** START OF Data supplied **

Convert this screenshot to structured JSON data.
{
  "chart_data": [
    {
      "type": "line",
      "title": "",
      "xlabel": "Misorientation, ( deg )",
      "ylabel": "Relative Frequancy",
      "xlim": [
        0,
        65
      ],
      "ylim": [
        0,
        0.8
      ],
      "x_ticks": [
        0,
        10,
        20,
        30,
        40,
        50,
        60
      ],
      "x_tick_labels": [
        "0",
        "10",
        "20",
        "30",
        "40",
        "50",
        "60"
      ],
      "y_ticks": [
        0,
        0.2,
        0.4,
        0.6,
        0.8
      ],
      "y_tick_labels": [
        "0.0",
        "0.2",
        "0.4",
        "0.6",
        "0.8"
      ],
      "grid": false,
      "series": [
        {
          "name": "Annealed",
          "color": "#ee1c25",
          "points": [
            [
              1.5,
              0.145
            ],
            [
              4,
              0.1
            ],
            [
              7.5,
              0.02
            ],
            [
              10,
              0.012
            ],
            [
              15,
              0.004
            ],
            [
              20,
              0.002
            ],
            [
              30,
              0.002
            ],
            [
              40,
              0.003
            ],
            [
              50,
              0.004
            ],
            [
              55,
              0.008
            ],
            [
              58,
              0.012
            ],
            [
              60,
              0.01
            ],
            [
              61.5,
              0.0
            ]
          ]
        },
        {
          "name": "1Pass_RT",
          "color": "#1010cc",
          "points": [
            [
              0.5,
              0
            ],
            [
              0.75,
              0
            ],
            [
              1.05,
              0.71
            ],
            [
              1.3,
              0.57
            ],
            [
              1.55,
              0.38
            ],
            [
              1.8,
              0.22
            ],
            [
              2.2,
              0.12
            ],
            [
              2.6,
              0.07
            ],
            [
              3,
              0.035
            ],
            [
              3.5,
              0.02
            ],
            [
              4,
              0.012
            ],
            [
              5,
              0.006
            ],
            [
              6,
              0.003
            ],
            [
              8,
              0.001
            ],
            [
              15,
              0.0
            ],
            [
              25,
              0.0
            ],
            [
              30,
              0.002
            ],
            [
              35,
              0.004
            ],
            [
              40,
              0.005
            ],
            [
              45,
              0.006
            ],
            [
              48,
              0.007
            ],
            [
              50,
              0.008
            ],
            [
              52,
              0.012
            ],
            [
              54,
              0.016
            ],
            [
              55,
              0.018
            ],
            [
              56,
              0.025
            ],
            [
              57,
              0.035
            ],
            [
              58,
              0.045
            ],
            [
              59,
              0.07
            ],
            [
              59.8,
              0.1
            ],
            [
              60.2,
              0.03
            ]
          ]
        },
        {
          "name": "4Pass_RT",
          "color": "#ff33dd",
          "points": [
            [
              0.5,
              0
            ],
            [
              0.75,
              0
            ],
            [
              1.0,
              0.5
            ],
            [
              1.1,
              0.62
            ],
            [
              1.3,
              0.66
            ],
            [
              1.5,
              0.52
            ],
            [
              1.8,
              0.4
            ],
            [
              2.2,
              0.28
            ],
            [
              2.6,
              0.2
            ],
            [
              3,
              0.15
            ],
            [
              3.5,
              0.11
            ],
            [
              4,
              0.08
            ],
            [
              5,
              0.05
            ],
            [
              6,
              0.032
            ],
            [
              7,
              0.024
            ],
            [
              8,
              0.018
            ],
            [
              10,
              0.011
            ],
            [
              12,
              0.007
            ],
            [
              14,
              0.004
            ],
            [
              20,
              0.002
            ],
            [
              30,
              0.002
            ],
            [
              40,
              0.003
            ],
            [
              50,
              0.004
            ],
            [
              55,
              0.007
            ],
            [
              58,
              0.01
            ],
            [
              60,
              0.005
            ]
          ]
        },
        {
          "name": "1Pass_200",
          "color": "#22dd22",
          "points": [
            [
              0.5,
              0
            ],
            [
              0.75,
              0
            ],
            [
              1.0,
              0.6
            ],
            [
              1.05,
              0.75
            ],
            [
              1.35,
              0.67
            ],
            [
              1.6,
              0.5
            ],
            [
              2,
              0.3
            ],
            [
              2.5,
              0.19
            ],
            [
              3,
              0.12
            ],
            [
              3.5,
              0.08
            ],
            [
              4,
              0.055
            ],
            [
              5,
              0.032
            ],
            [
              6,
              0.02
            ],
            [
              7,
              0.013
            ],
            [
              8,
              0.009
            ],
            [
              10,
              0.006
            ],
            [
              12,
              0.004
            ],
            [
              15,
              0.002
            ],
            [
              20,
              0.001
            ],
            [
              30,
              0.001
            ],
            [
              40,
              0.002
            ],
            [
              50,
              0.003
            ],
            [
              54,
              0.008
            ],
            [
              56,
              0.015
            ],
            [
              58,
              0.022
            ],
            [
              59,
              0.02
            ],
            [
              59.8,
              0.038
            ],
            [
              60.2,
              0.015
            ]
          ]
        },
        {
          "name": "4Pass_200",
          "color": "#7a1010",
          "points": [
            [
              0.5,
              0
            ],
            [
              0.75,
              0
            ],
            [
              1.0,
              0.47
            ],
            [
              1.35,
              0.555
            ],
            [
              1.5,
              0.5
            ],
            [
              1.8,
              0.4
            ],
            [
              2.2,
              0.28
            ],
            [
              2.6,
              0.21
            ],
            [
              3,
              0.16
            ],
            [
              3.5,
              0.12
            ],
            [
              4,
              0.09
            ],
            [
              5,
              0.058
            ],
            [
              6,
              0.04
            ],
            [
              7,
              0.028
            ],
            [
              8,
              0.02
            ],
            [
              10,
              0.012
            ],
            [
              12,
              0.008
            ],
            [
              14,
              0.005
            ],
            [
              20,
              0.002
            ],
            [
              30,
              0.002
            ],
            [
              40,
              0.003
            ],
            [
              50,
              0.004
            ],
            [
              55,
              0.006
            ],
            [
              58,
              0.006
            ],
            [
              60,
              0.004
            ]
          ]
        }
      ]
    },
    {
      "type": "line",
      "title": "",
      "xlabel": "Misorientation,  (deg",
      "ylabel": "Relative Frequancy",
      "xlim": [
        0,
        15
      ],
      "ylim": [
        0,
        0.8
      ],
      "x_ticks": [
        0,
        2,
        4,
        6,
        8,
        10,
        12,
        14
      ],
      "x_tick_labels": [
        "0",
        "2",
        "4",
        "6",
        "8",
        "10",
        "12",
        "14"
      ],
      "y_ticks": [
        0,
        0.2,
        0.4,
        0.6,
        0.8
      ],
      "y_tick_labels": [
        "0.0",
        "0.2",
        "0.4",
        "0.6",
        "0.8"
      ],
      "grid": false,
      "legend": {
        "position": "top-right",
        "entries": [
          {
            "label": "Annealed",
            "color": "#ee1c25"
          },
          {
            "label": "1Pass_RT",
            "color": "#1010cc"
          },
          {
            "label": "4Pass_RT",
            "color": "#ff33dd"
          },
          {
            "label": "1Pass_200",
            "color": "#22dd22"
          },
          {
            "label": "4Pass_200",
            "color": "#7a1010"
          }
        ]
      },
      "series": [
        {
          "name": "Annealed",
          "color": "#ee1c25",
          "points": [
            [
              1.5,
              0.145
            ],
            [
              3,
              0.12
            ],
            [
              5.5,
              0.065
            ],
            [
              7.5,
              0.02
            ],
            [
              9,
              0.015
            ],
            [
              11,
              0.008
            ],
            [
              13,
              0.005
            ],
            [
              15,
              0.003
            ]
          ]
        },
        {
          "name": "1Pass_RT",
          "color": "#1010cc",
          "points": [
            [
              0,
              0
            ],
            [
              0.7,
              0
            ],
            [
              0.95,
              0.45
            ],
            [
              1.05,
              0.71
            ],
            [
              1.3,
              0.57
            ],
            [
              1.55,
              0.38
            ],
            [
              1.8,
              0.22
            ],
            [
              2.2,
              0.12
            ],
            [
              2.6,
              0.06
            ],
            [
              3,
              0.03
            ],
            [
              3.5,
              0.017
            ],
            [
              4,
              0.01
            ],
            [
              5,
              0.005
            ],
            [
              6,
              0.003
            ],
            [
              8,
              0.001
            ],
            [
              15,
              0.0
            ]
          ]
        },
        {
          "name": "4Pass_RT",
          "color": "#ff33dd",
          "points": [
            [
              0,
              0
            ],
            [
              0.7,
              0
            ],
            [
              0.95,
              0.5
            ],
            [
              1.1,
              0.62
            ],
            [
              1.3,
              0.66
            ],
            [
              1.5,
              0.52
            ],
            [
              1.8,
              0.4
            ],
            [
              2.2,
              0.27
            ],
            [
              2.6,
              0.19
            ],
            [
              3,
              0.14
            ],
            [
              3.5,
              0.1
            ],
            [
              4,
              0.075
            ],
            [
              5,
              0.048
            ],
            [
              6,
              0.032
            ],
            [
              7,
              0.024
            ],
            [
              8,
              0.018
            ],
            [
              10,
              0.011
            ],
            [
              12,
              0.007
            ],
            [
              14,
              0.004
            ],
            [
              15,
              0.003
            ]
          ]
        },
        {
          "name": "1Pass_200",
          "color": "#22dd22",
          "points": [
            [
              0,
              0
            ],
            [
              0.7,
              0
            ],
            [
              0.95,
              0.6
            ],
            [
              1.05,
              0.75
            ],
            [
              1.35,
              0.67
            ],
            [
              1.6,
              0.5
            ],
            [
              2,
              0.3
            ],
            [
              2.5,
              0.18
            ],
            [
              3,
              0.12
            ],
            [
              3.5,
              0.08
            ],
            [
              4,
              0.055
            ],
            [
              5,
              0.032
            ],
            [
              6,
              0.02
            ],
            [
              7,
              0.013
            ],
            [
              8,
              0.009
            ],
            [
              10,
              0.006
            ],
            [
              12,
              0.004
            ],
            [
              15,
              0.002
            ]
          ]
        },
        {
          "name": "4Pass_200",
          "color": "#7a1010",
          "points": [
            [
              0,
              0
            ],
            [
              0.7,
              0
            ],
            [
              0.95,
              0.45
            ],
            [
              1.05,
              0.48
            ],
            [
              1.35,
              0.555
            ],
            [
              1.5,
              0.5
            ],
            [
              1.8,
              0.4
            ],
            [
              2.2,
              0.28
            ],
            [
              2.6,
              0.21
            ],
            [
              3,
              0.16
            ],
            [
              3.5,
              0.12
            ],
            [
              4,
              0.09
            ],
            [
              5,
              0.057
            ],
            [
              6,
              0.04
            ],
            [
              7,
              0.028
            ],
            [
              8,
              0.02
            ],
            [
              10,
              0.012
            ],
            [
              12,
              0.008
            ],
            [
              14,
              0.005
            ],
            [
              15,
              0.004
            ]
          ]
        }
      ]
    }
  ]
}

** END OF Data supplied **

-- Problem --
State the number of lines in these entries that include the string "xlabel". Provide nothing beyond that number.

-- The answer --
2